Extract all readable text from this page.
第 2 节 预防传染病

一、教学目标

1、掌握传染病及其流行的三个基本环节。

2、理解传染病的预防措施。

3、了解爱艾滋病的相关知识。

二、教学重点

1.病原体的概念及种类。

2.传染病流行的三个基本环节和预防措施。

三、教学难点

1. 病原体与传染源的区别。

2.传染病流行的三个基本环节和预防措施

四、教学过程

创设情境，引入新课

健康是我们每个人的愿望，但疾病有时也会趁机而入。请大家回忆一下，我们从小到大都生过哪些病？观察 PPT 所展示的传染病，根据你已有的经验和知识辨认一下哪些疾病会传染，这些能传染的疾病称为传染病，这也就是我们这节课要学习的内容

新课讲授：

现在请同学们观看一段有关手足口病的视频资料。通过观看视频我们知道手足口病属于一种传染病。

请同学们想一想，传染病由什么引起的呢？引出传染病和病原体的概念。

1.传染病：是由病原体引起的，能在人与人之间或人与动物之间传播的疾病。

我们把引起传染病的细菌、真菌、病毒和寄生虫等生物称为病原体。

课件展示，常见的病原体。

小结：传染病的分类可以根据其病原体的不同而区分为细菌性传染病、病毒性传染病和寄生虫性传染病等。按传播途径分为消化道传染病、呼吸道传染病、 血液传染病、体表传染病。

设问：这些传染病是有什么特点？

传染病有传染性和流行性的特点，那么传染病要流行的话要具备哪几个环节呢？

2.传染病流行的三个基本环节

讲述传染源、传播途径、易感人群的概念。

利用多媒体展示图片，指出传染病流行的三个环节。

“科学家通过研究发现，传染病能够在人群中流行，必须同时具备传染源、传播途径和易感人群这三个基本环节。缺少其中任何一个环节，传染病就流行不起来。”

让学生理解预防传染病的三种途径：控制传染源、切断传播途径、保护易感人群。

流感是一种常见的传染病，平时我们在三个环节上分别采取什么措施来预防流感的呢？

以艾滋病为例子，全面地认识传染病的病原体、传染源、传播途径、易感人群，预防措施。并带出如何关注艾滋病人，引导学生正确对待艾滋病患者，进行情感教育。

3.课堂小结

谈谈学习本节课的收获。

______

EXERCISE DETAILS:
Show the lines where the word "传染病流行的三个基本环节和预防措施" appears in the entries.

FINISHED ANSWER:
2.传染病流行的三个基本环节和预防措施。
2.传染病流行的三个基本环节和预防措施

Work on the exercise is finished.